▶ YOUR TASK
Locate and copy all lines bearing the word "廉政准则".

* start *

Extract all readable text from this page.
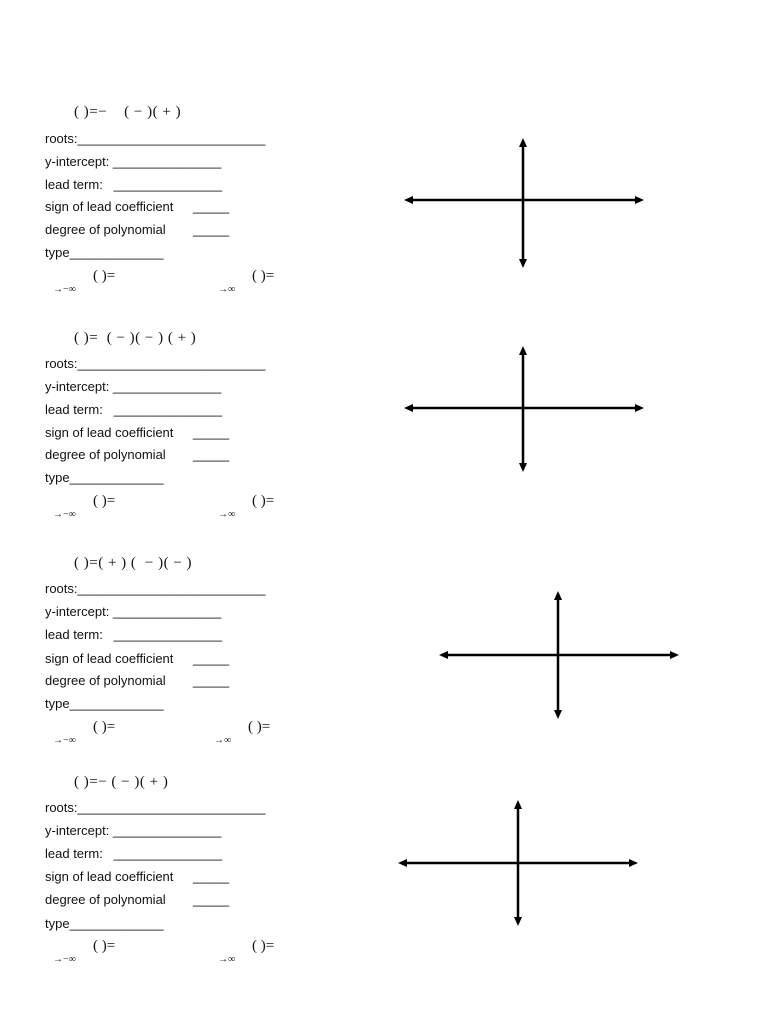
( )=−    ( − )( + )
roots:__________________________
y-intercept: _______________
lead term:   _______________
sign of lead coefficient _____
degree of polynomial _____
type_____________
→−∞
( )=
→∞
( )=
( )=  ( − )( − ) ( + )
roots:__________________________
y-intercept: _______________
lead term:   _______________
sign of lead coefficient _____
degree of polynomial _____
type_____________
→−∞
( )=
→∞
( )=
( )=( + ) (  − )( − )
roots:__________________________
y-intercept: _______________
lead term:   _______________
sign of lead coefficient _____
degree of polynomial _____
type_____________
→−∞
( )=
→∞
( )=
( )=− ( − )( + )
roots:__________________________
y-intercept: _______________
lead term:   _______________
sign of lead coefficient _____
degree of polynomial _____
type_____________
→−∞
( )=
→∞
( )=
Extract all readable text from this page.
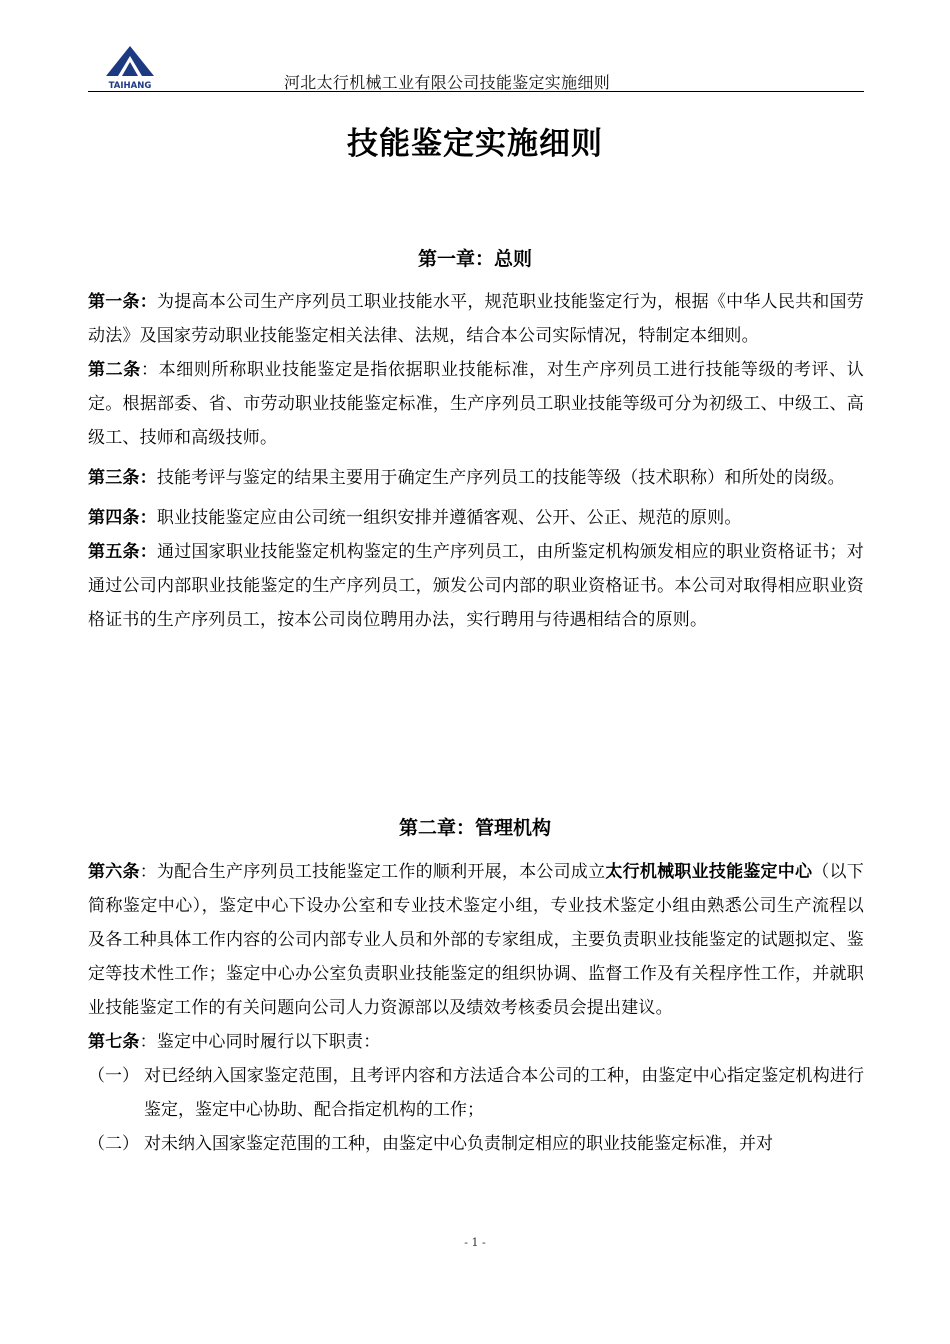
TAIHANG	河北太行机械工业有限公司技能鉴定实施细则
技能鉴定实施细则
第一章：总则

第一条：为提高本公司生产序列员工职业技能水平，规范职业技能鉴定行为，根据《中华人民共和国劳动法》及国家劳动职业技能鉴定相关法律、法规，结合本公司实际情况，特制定本细则。

第二条：本细则所称职业技能鉴定是指依据职业技能标准，对生产序列员工进行技能等级的考评、认定。根据部委、省、市劳动职业技能鉴定标准，生产序列员工职业技能等级可分为初级工、中级工、高级工、技师和高级技师。

第三条：技能考评与鉴定的结果主要用于确定生产序列员工的技能等级（技术职称）和所处的岗级。

第四条：职业技能鉴定应由公司统一组织安排并遵循客观、公开、公正、规范的原则。

第五条：通过国家职业技能鉴定机构鉴定的生产序列员工，由所鉴定机构颁发相应的职业资格证书；对通过公司内部职业技能鉴定的生产序列员工，颁发公司内部的职业资格证书。本公司对取得相应职业资格证书的生产序列员工，按本公司岗位聘用办法，实行聘用与待遇相结合的原则。

第二章：管理机构

第六条：为配合生产序列员工技能鉴定工作的顺利开展，本公司成立太行机械职业技能鉴定中心（以下简称鉴定中心），鉴定中心下设办公室和专业技术鉴定小组，专业技术鉴定小组由熟悉公司生产流程以及各工种具体工作内容的公司内部专业人员和外部的专家组成，主要负责职业技能鉴定的试题拟定、鉴定等技术性工作；鉴定中心办公室负责职业技能鉴定的组织协调、监督工作及有关程序性工作，并就职业技能鉴定工作的有关问题向公司人力资源部以及绩效考核委员会提出建议。

第七条：鉴定中心同时履行以下职责：

（一） 对已经纳入国家鉴定范围，且考评内容和方法适合本公司的工种，由鉴定中心指定鉴定机构进行鉴定，鉴定中心协助、配合指定机构的工作；
（二） 对未纳入国家鉴定范围的工种，由鉴定中心负责制定相应的职业技能鉴定标准，并对
- 1 -
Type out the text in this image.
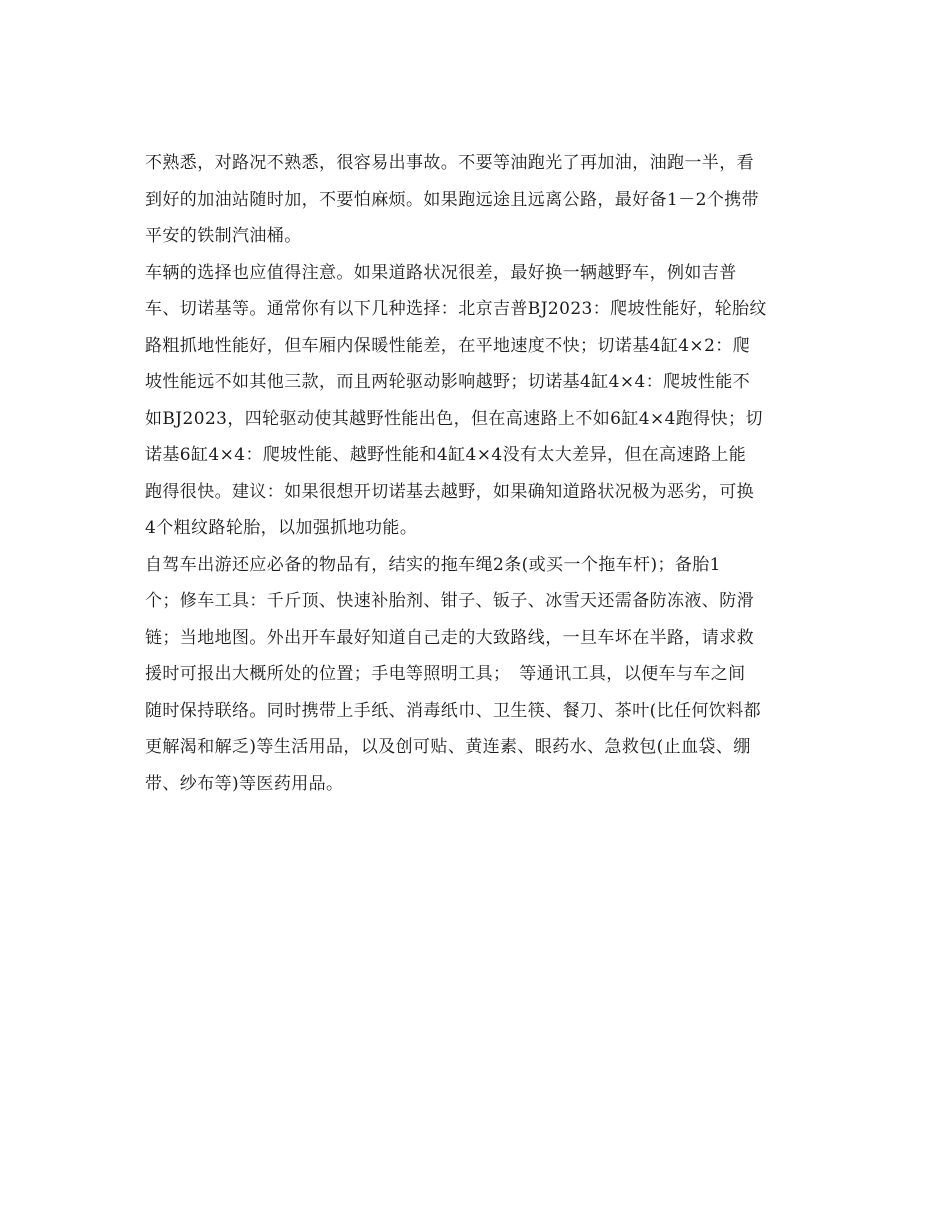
不熟悉，对路况不熟悉，很容易出事故。不要等油跑光了再加油，油跑一半，看
到好的加油站随时加，不要怕麻烦。如果跑远途且远离公路，最好备1－2个携带
平安的铁制汽油桶。
车辆的选择也应值得注意。如果道路状况很差，最好换一辆越野车，例如吉普
车、切诺基等。通常你有以下几种选择：北京吉普BJ2023：爬坡性能好，轮胎纹
路粗抓地性能好，但车厢内保暖性能差，在平地速度不快；切诺基4缸4×2：爬
坡性能远不如其他三款，而且两轮驱动影响越野；切诺基4缸4×4：爬坡性能不
如BJ2023，四轮驱动使其越野性能出色，但在高速路上不如6缸4×4跑得快；切
诺基6缸4×4：爬坡性能、越野性能和4缸4×4没有太大差异，但在高速路上能
跑得很快。建议：如果很想开切诺基去越野，如果确知道路状况极为恶劣，可换
4个粗纹路轮胎，以加强抓地功能。
自驾车出游还应必备的物品有，结实的拖车绳2条(或买一个拖车杆)；备胎1
个；修车工具：千斤顶、快速补胎剂、钳子、钣子、冰雪天还需备防冻液、防滑
链；当地地图。外出开车最好知道自己走的大致路线，一旦车坏在半路，请求救
援时可报出大概所处的位置；手电等照明工具；　等通讯工具，以便车与车之间
随时保持联络。同时携带上手纸、消毒纸巾、卫生筷、餐刀、茶叶(比任何饮料都
更解渴和解乏)等生活用品，以及创可贴、黄连素、眼药水、急救包(止血袋、绷
带、纱布等)等医药用品。
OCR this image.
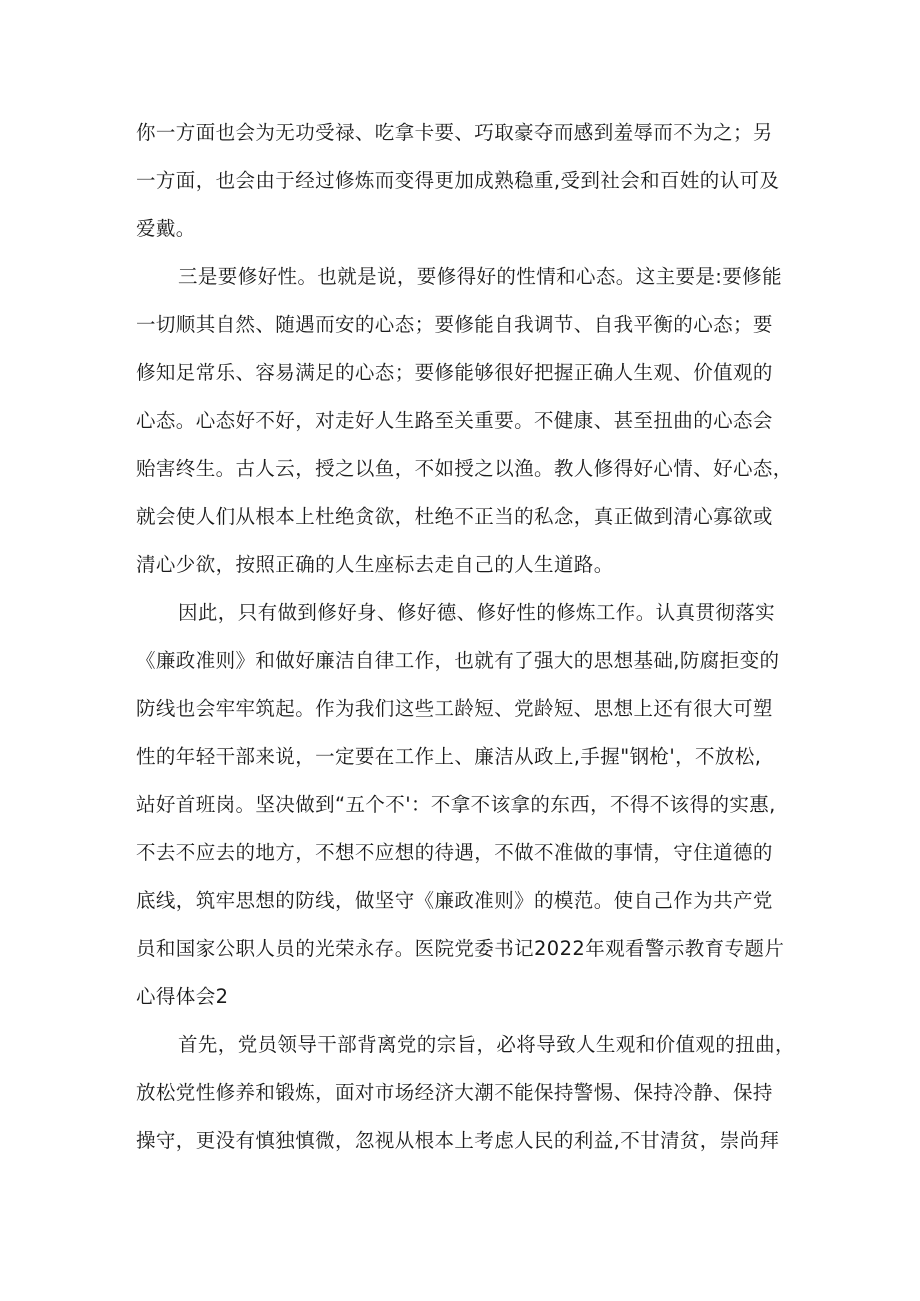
你一方面也会为无功受禄、吃拿卡要、巧取豪夺而感到羞辱而不为之；另
一方面，也会由于经过修炼而变得更加成熟稳重,受到社会和百姓的认可及
爱戴。
三是要修好性。也就是说，要修得好的性情和心态。这主要是:要修能
一切顺其自然、随遇而安的心态；要修能自我调节、自我平衡的心态；要
修知足常乐、容易满足的心态；要修能够很好把握正确人生观、价值观的
心态。心态好不好，对走好人生路至关重要。不健康、甚至扭曲的心态会
贻害终生。古人云，授之以鱼，不如授之以渔。教人修得好心情、好心态，
就会使人们从根本上杜绝贪欲，杜绝不正当的私念，真正做到清心寡欲或
清心少欲，按照正确的人生座标去走自己的人生道路。
因此，只有做到修好身、修好德、修好性的修炼工作。认真贯彻落实
《廉政准则》和做好廉洁自律工作，也就有了强大的思想基础,防腐拒变的
防线也会牢牢筑起。作为我们这些工龄短、党龄短、思想上还有很大可塑
性的年轻干部来说，一定要在工作上、廉洁从政上,手握"钢枪'，不放松,
站好首班岗。坚决做到“五个不'：不拿不该拿的东西，不得不该得的实惠,
不去不应去的地方，不想不应想的待遇，不做不准做的事情，守住道德的
底线，筑牢思想的防线，做坚守《廉政准则》的模范。使自己作为共产党
员和国家公职人员的光荣永存。医院党委书记2022年观看警示教育专题片
心得体会2
首先，党员领导干部背离党的宗旨，必将导致人生观和价值观的扭曲，
放松党性修养和锻炼，面对市场经济大潮不能保持警惕、保持冷静、保持
操守，更没有慎独慎微，忽视从根本上考虑人民的利益,不甘清贫，崇尚拜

* end *

▶ TASK RESULT
《廉政准则》和做好廉洁自律工作，也就有了强大的思想基础,防腐拒变的
底线，筑牢思想的防线，做坚守《廉政准则》的模范。使自己作为共产党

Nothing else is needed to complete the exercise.